# What is expected
All lines holding the string "PLZEŇ" are to be shown.

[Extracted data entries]
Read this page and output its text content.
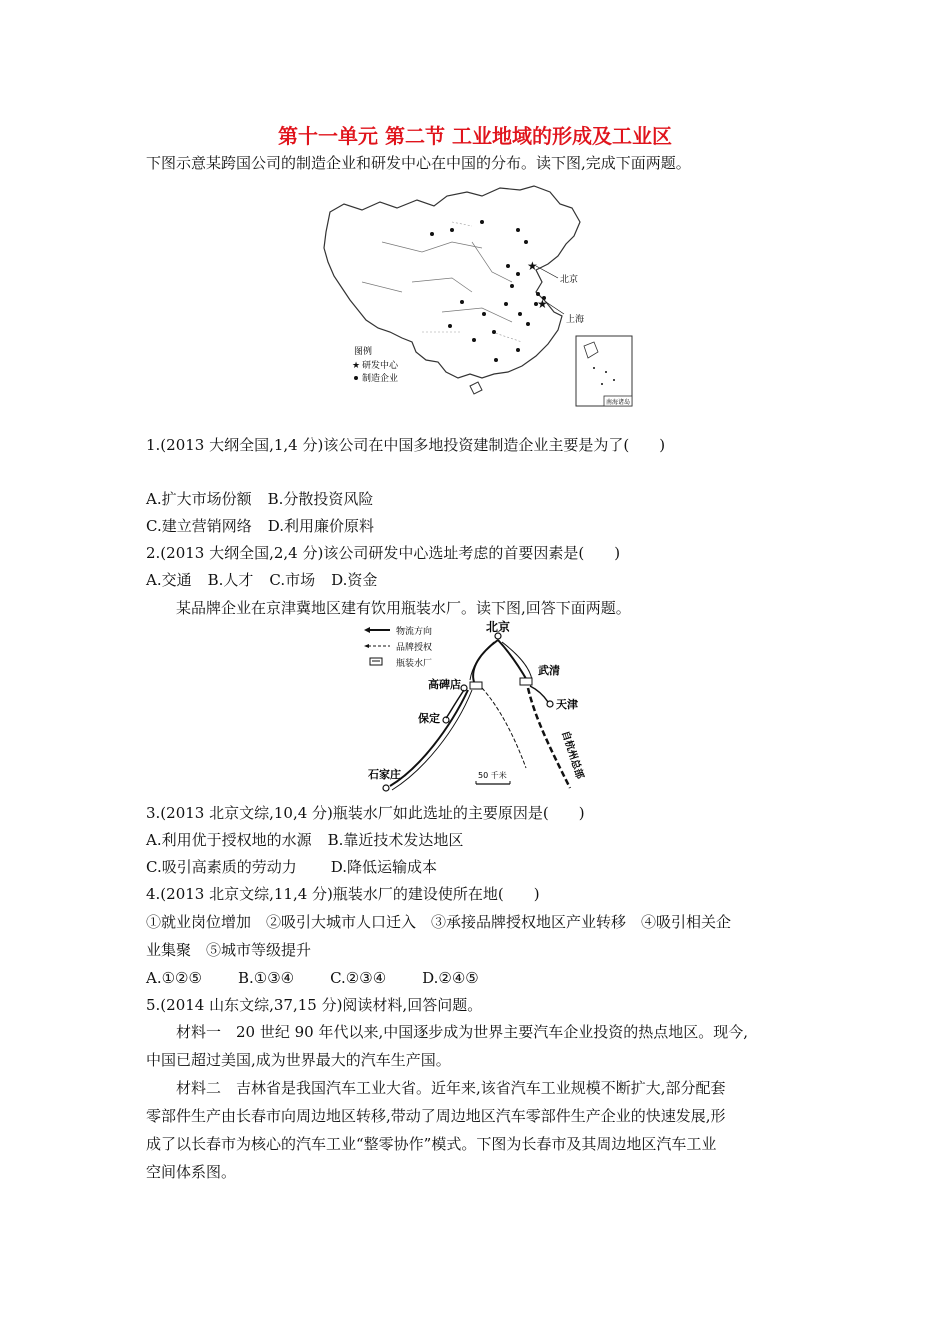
第十一单元 第二节 工业地域的形成及工业区
下图示意某跨国公司的制造企业和研发中心在中国的分布。读下图,完成下面两题。
★
★
北京
上海
图例
★ 研发中心
制造企业
南海诸岛
1.(2013 大纲全国,1,4 分)该公司在中国多地投资建制造企业主要是为了(　　)
A.扩大市场份额 B.分散投资风险
C.建立营销网络 D.利用廉价原料
2.(2013 大纲全国,2,4 分)该公司研发中心选址考虑的首要因素是(　　)
A.交通 B.人才 C.市场 D.资金
某品牌企业在京津冀地区建有饮用瓶装水厂。读下图,回答下面两题。
物流方向
品牌授权
瓶装水厂
北京
高碑店
武清
天津
保定
石家庄	自杭州总部
50 千米
3.(2013 北京文综,10,4 分)瓶装水厂如此选址的主要原因是(　　)
A.利用优于授权地的水源 B.靠近技术发达地区
C.吸引高素质的劳动力 D.降低运输成本
4.(2013 北京文综,11,4 分)瓶装水厂的建设使所在地(　　)
①就业岗位增加　②吸引大城市人口迁入　③承接品牌授权地区产业转移　④吸引相关企
业集聚　⑤城市等级提升
A.①②⑤ B.①③④ C.②③④ D.②④⑤
5.(2014 山东文综,37,15 分)阅读材料,回答问题。
材料一　20 世纪 90 年代以来,中国逐步成为世界主要汽车企业投资的热点地区。现今,
中国已超过美国,成为世界最大的汽车生产国。
材料二　吉林省是我国汽车工业大省。近年来,该省汽车工业规模不断扩大,部分配套
零部件生产由长春市向周边地区转移,带动了周边地区汽车零部件生产企业的快速发展,形
成了以长春市为核心的汽车工业“整零协作”模式。下图为长春市及其周边地区汽车工业
空间体系图。
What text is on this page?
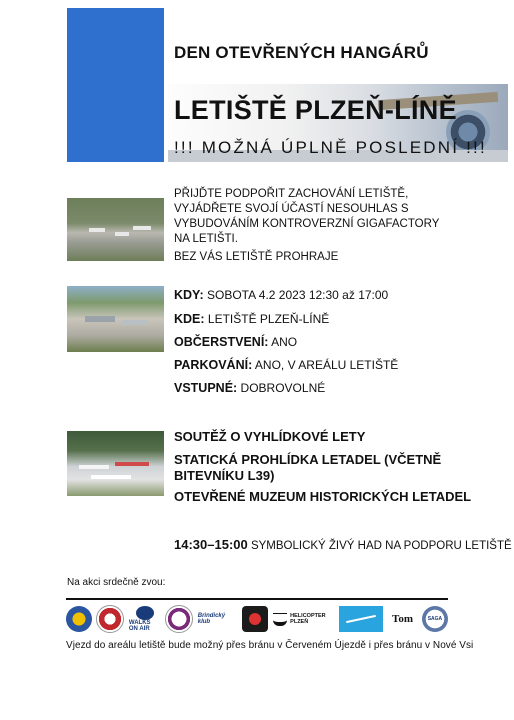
DEN OTEVŘENÝCH HANGÁRŮ
LETIŠTĚ PLZEŇ-LÍNĚ
!!! MOŽNÁ ÚPLNĚ POSLEDNÍ !!!
PŘIJĎTE PODPOŘIT ZACHOVÁNÍ LETIŠTĚ, VYJÁDŘETE SVOJÍ ÚČASTÍ NESOUHLAS S VYBUDOVÁNÍM KONTROVERZNÍ GIGAFACTORY NA LETIŠTI.
BEZ VÁS LETIŠTĚ PROHRAJE
KDY: SOBOTA 4.2 2023 12:30 až 17:00
KDE: LETIŠTĚ PLZEŇ-LÍNĚ
OBČERSTVENÍ: ANO
PARKOVÁNÍ: ANO, V AREÁLU LETIŠTĚ
VSTUPNÉ: DOBROVOLNÉ
SOUTĚŽ O VYHLÍDKOVÉ LETY
STATICKÁ PROHLÍDKA LETADEL (VČETNĚ BITEVNÍKU L39)
OTEVŘENÉ MUZEUM HISTORICKÝCH LETADEL
14:30–15:00 SYMBOLICKÝ ŽIVÝ HAD NA PODPORU LETIŠTĚ
Na akci srdečně zvou:
WALKS ON AIR
Brindický klub
HELICOPTER PLZEŇ	Tom	SAGA
Vjezd do areálu letiště bude možný přes bránu v Červeném Újezdě i přes bránu v Nové Vsi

# Result for this task
LETIŠTĚ PLZEŇ-LÍNĚ
KDE: LETIŠTĚ PLZEŇ-LÍNĚ
HELICOPTER PLZEŇ	Tom	SAGA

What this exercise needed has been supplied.